What the exercise asks: Transcribe the entries that follow exactly as they appear, minus pictures.

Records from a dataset
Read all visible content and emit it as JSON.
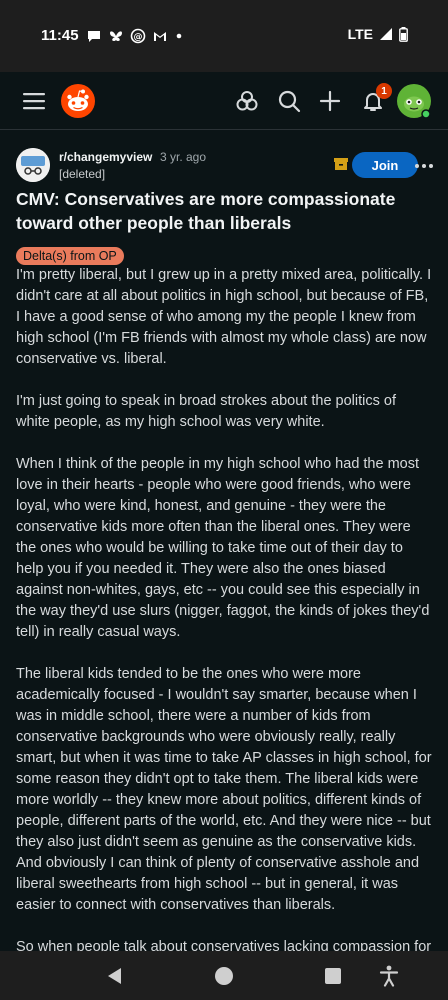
{
  "status_bar": {
    "time": "11:45",
    "network": "LTE",
    "notification_icons": [
      "chat-bubble-icon",
      "butterfly-icon",
      "threads-icon",
      "gmail-icon",
      "dot-icon"
    ]
  },
  "app_bar": {
    "notification_count": "1",
    "icons": [
      "menu-icon",
      "reddit-logo-icon",
      "communities-icon",
      "search-icon",
      "create-post-icon",
      "notifications-icon",
      "user-avatar"
    ]
  },
  "post": {
    "subreddit": "r/changemyview",
    "age": "3 yr. ago",
    "author": "[deleted]",
    "join_label": "Join",
    "title": "CMV: Conservatives are more compassionate toward other people than liberals",
    "flair": "Delta(s) from OP",
    "paragraphs": [
      "I'm pretty liberal, but I grew up in a pretty mixed area, politically. I didn't care at all about politics in high school, but because of FB, I have a good sense of who among my the people I knew from high school (I'm FB friends with almost my whole class) are now conservative vs. liberal.",
      "I'm just going to speak in broad strokes about the politics of white people, as my high school was very white.",
      "When I think of the people in my high school who had the most love in their hearts - people who were good friends, who were loyal, who were kind, honest, and genuine - they were the conservative kids more often than the liberal ones. They were the ones who would be willing to take time out of their day to help you if you needed it. They were also the ones biased against non-whites, gays, etc -- you could see this especially in the way they'd use slurs (nigger, faggot, the kinds of jokes they'd tell) in really casual ways.",
      "The liberal kids tended to be the ones who were more academically focused - I wouldn't say smarter, because when I was in middle school, there were a number of kids from conservative backgrounds who were obviously really, really smart, but when it was time to take AP classes in high school, for some reason they didn't opt to take them. The liberal kids were more worldly -- they knew more about politics, different kinds of people, different parts of the world, etc. And they were nice -- but they also just didn't seem as genuine as the conservative kids. And obviously I can think of plenty of conservative asshole and liberal sweethearts from high school -- but in general, it was easier to connect with conservatives than liberals.",
      "So when people talk about conservatives lacking compassion for others"
    ]
  },
  "nav_bar": {
    "icons": [
      "back-icon",
      "home-icon",
      "recents-icon",
      "accessibility-icon"
    ]
  },
  "colors": {
    "background": "#0b1416",
    "join_button": "#0a66c2",
    "flair": "#ea7b5c",
    "notification_badge": "#d93900",
    "reddit_orange": "#ff4500"
  }
}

Result below:
Read all visible content and emit it as JSON.
{
  "status_bar": {
    "time": "11:45",
    "network": "LTE",
    "notification_icons": [
      "chat-bubble-icon",
      "butterfly-icon",
      "threads-icon",
      "gmail-icon",
      "dot-icon"
    ]
  },
  "app_bar": {
    "notification_count": "1",
    "icons": [
      "menu-icon",
      "reddit-logo-icon",
      "communities-icon",
      "search-icon",
      "create-post-icon",
      "notifications-icon",
      "user-avatar"
    ]
  },
  "post": {
    "subreddit": "r/changemyview",
    "age": "3 yr. ago",
    "author": "[deleted]",
    "join_label": "Join",
    "title": "CMV: Conservatives are more compassionate toward other people than liberals",
    "flair": "Delta(s) from OP",
    "paragraphs": [
      "I'm pretty liberal, but I grew up in a pretty mixed area, politically. I didn't care at all about politics in high school, but because of FB, I have a good sense of who among my the people I knew from high school (I'm FB friends with almost my whole class) are now conservative vs. liberal.",
      "I'm just going to speak in broad strokes about the politics of white people, as my high school was very white.",
      "When I think of the people in my high school who had the most love in their hearts - people who were good friends, who were loyal, who were kind, honest, and genuine - they were the conservative kids more often than the liberal ones. They were the ones who would be willing to take time out of their day to help you if you needed it. They were also the ones biased against non-whites, gays, etc -- you could see this especially in the way they'd use slurs (nigger, faggot, the kinds of jokes they'd tell) in really casual ways.",
      "The liberal kids tended to be the ones who were more academically focused - I wouldn't say smarter, because when I was in middle school, there were a number of kids from conservative backgrounds who were obviously really, really smart, but when it was time to take AP classes in high school, for some reason they didn't opt to take them. The liberal kids were more worldly -- they knew more about politics, different kinds of people, different parts of the world, etc. And they were nice -- but they also just didn't seem as genuine as the conservative kids. And obviously I can think of plenty of conservative asshole and liberal sweethearts from high school -- but in general, it was easier to connect with conservatives than liberals.",
      "So when people talk about conservatives lacking compassion for others"
    ]
  },
  "nav_bar": {
    "icons": [
      "back-icon",
      "home-icon",
      "recents-icon",
      "accessibility-icon"
    ]
  },
  "colors": {
    "background": "#0b1416",
    "join_button": "#0a66c2",
    "flair": "#ea7b5c",
    "notification_badge": "#d93900",
    "reddit_orange": "#ff4500"
  }
}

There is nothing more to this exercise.